Stored data:
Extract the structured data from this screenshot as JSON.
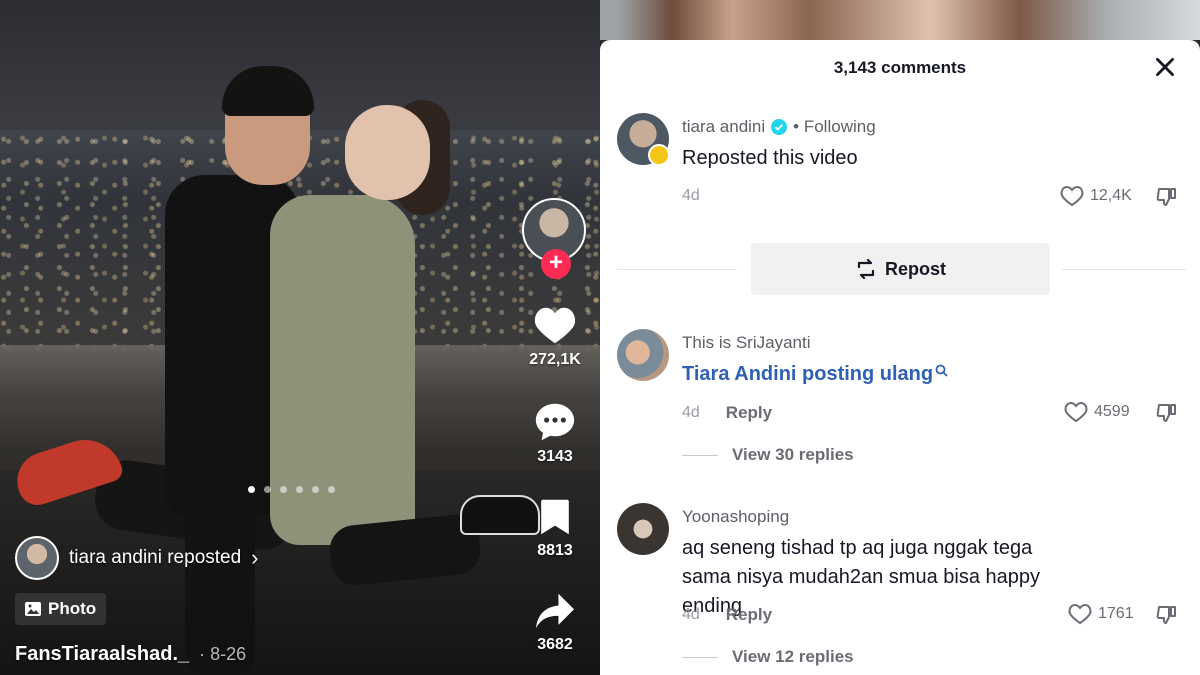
{
  "video": {
    "actions": {
      "likes": "272,1K",
      "comments": "3143",
      "saves": "8813",
      "shares": "3682"
    },
    "carousel": {
      "total": 6,
      "active": 0
    },
    "repost_label": "tiara andini reposted",
    "repost_chevron": "›",
    "photo_badge": "Photo",
    "author": "FansTiaraalshad._",
    "date": "· 8-26",
    "follow_plus": "+"
  },
  "comments_panel": {
    "title": "3,143 comments",
    "close_icon": "close-icon",
    "repost_button": "Repost",
    "comments": [
      {
        "name": "tiara andini",
        "verified": true,
        "following": "• Following",
        "text": "Reposted this video",
        "age": "4d",
        "likes": "12,4K"
      },
      {
        "name": "This is SriJayanti",
        "text": "Tiara Andini posting ulang",
        "text_color": "#2f5fb6",
        "age": "4d",
        "reply": "Reply",
        "likes": "4599",
        "view_replies": "View 30 replies"
      },
      {
        "name": "Yoonashoping",
        "text": "aq seneng tishad tp aq juga nggak tega sama nisya mudah2an smua bisa happy ending",
        "age": "4d",
        "reply": "Reply",
        "likes": "1761",
        "view_replies": "View 12 replies"
      }
    ]
  },
  "colors": {
    "accent_pink": "#fe2c55",
    "verified_blue": "#20d5ec",
    "link_blue": "#2f5fb6"
  }
}
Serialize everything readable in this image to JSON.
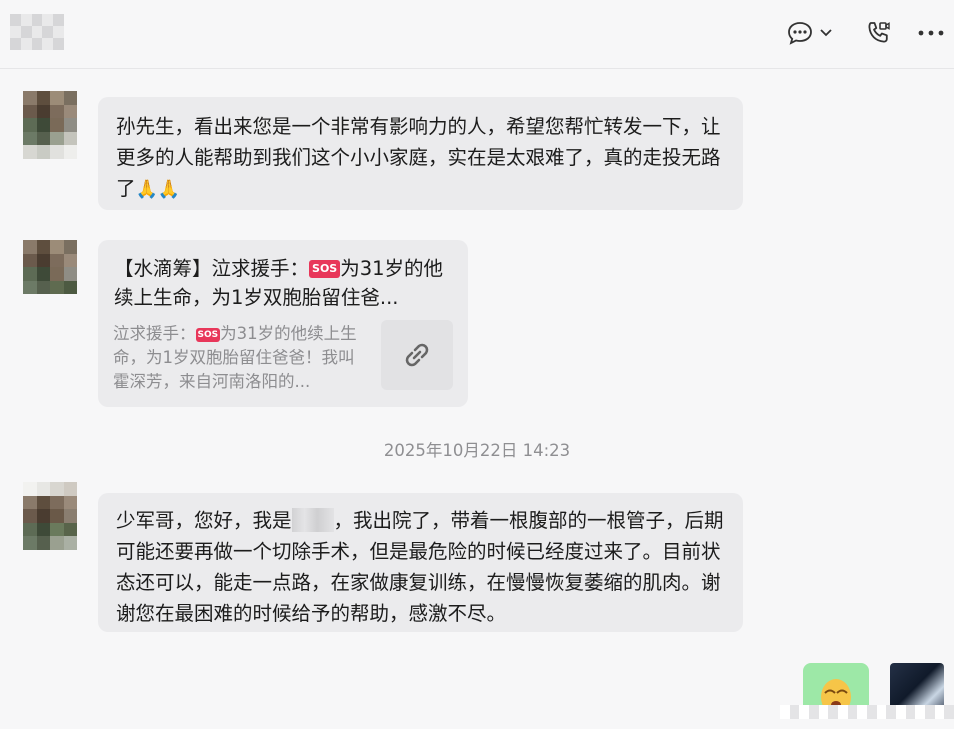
{
  "header": {
    "icons": [
      "chat-bubble-icon",
      "chevron-down-icon",
      "phone-video-icon",
      "more-icon"
    ]
  },
  "messages": [
    {
      "text": "孙先生，看出来您是一个非常有影响力的人，希望您帮忙转发一下，让更多的人能帮助到我们这个小小家庭，实在是太艰难了，真的走投无路了",
      "emoji": "🙏🙏"
    }
  ],
  "link_card": {
    "title_prefix": "【水滴筹】泣求援手：",
    "title_rest": "为31岁的他续上生命，为1岁双胞胎留住爸...",
    "desc_prefix": "泣求援手：",
    "desc_rest": "为31岁的他续上生命，为1岁双胞胎留住爸爸！我叫霍深芳，来自河南洛阳的...",
    "badge": "SOS"
  },
  "timestamp": "2025年10月22日 14:23",
  "message2": {
    "before": "少军哥，您好，我是",
    "after": "，我出院了，带着一根腹部的一根管子，后期可能还要再做一个切除手术，但是最危险的时候已经度过来了。目前状态还可以，能走一点路，在家做康复训练，在慢慢恢复萎缩的肌肉。谢谢您在最困难的时候给予的帮助，感激不尽。"
  },
  "colors": {
    "bubble": "#ebebed",
    "background": "#f7f7f8",
    "sos": "#e8375a",
    "sticker": "#9de8a7"
  }
}
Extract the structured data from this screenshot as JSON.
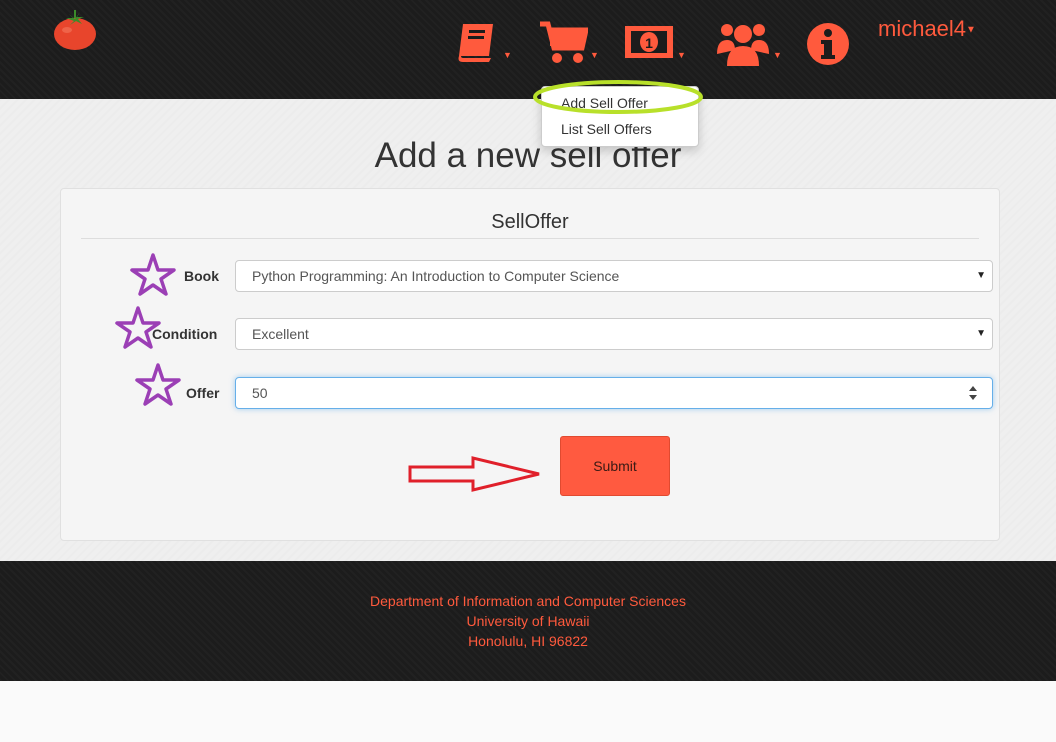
{
  "header": {
    "username": "michael4",
    "nav": [
      {
        "name": "books-menu",
        "icon": "book-icon"
      },
      {
        "name": "buy-menu",
        "icon": "cart-icon"
      },
      {
        "name": "sell-menu",
        "icon": "money-icon"
      },
      {
        "name": "users-menu",
        "icon": "users-icon"
      },
      {
        "name": "info-menu",
        "icon": "info-icon"
      }
    ]
  },
  "dropdown": {
    "items": [
      "Add Sell Offer",
      "List Sell Offers"
    ]
  },
  "page": {
    "title": "Add a new sell offer"
  },
  "form": {
    "title": "SellOffer",
    "book_label": "Book",
    "book_value": "Python Programming: An Introduction to Computer Science",
    "condition_label": "Condition",
    "condition_value": "Excellent",
    "offer_label": "Offer",
    "offer_value": "50",
    "submit_label": "Submit"
  },
  "footer": {
    "line1": "Department of Information and Computer Sciences",
    "line2": "University of Hawaii",
    "line3": "Honolulu, HI 96822"
  },
  "colors": {
    "accent": "#ff5a3d",
    "header_bg": "#1c1c1c",
    "annotation_star": "#9b3fb5",
    "annotation_ellipse": "#b8e02a",
    "annotation_arrow": "#e0202a"
  }
}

## Direction
The records above must be echoed exactly, minus their pictures.

## Reply to the task
Extract the structured data from this screenshot as JSON.
{
  "video": {
    "actions": {
      "likes": "272,1K",
      "comments": "3143",
      "saves": "8813",
      "shares": "3682"
    },
    "carousel": {
      "total": 6,
      "active": 0
    },
    "repost_label": "tiara andini reposted",
    "repost_chevron": "›",
    "photo_badge": "Photo",
    "author": "FansTiaraalshad._",
    "date": "· 8-26",
    "follow_plus": "+"
  },
  "comments_panel": {
    "title": "3,143 comments",
    "close_icon": "close-icon",
    "repost_button": "Repost",
    "comments": [
      {
        "name": "tiara andini",
        "verified": true,
        "following": "• Following",
        "text": "Reposted this video",
        "age": "4d",
        "likes": "12,4K"
      },
      {
        "name": "This is SriJayanti",
        "text": "Tiara Andini posting ulang",
        "text_color": "#2f5fb6",
        "age": "4d",
        "reply": "Reply",
        "likes": "4599",
        "view_replies": "View 30 replies"
      },
      {
        "name": "Yoonashoping",
        "text": "aq seneng tishad tp aq juga nggak tega sama nisya mudah2an smua bisa happy ending",
        "age": "4d",
        "reply": "Reply",
        "likes": "1761",
        "view_replies": "View 12 replies"
      }
    ]
  },
  "colors": {
    "accent_pink": "#fe2c55",
    "verified_blue": "#20d5ec",
    "link_blue": "#2f5fb6"
  }
}
Serialize everything readable in this image to JSON.
{
  "header": {
    "icons": [
      "chat-bubble-icon",
      "chevron-down-icon",
      "phone-video-icon",
      "more-icon"
    ]
  },
  "messages": [
    {
      "text": "孙先生，看出来您是一个非常有影响力的人，希望您帮忙转发一下，让更多的人能帮助到我们这个小小家庭，实在是太艰难了，真的走投无路了",
      "emoji": "🙏🙏"
    }
  ],
  "link_card": {
    "title_prefix": "【水滴筹】泣求援手：",
    "title_rest": "为31岁的他续上生命，为1岁双胞胎留住爸...",
    "desc_prefix": "泣求援手：",
    "desc_rest": "为31岁的他续上生命，为1岁双胞胎留住爸爸！我叫霍深芳，来自河南洛阳的...",
    "badge": "SOS"
  },
  "timestamp": "2025年10月22日 14:23",
  "message2": {
    "before": "少军哥，您好，我是",
    "after": "，我出院了，带着一根腹部的一根管子，后期可能还要再做一个切除手术，但是最危险的时候已经度过来了。目前状态还可以，能走一点路，在家做康复训练，在慢慢恢复萎缩的肌肉。谢谢您在最困难的时候给予的帮助，感激不尽。"
  },
  "colors": {
    "bubble": "#ebebed",
    "background": "#f7f7f8",
    "sos": "#e8375a",
    "sticker": "#9de8a7"
  }
}
Extract the structured data from this screenshot as JSON.
{
  "header": {
    "username": "michael4",
    "nav": [
      {
        "name": "books-menu",
        "icon": "book-icon"
      },
      {
        "name": "buy-menu",
        "icon": "cart-icon"
      },
      {
        "name": "sell-menu",
        "icon": "money-icon"
      },
      {
        "name": "users-menu",
        "icon": "users-icon"
      },
      {
        "name": "info-menu",
        "icon": "info-icon"
      }
    ]
  },
  "dropdown": {
    "items": [
      "Add Sell Offer",
      "List Sell Offers"
    ]
  },
  "page": {
    "title": "Add a new sell offer"
  },
  "form": {
    "title": "SellOffer",
    "book_label": "Book",
    "book_value": "Python Programming: An Introduction to Computer Science",
    "condition_label": "Condition",
    "condition_value": "Excellent",
    "offer_label": "Offer",
    "offer_value": "50",
    "submit_label": "Submit"
  },
  "footer": {
    "line1": "Department of Information and Computer Sciences",
    "line2": "University of Hawaii",
    "line3": "Honolulu, HI 96822"
  },
  "colors": {
    "accent": "#ff5a3d",
    "header_bg": "#1c1c1c",
    "annotation_star": "#9b3fb5",
    "annotation_ellipse": "#b8e02a",
    "annotation_arrow": "#e0202a"
  }
}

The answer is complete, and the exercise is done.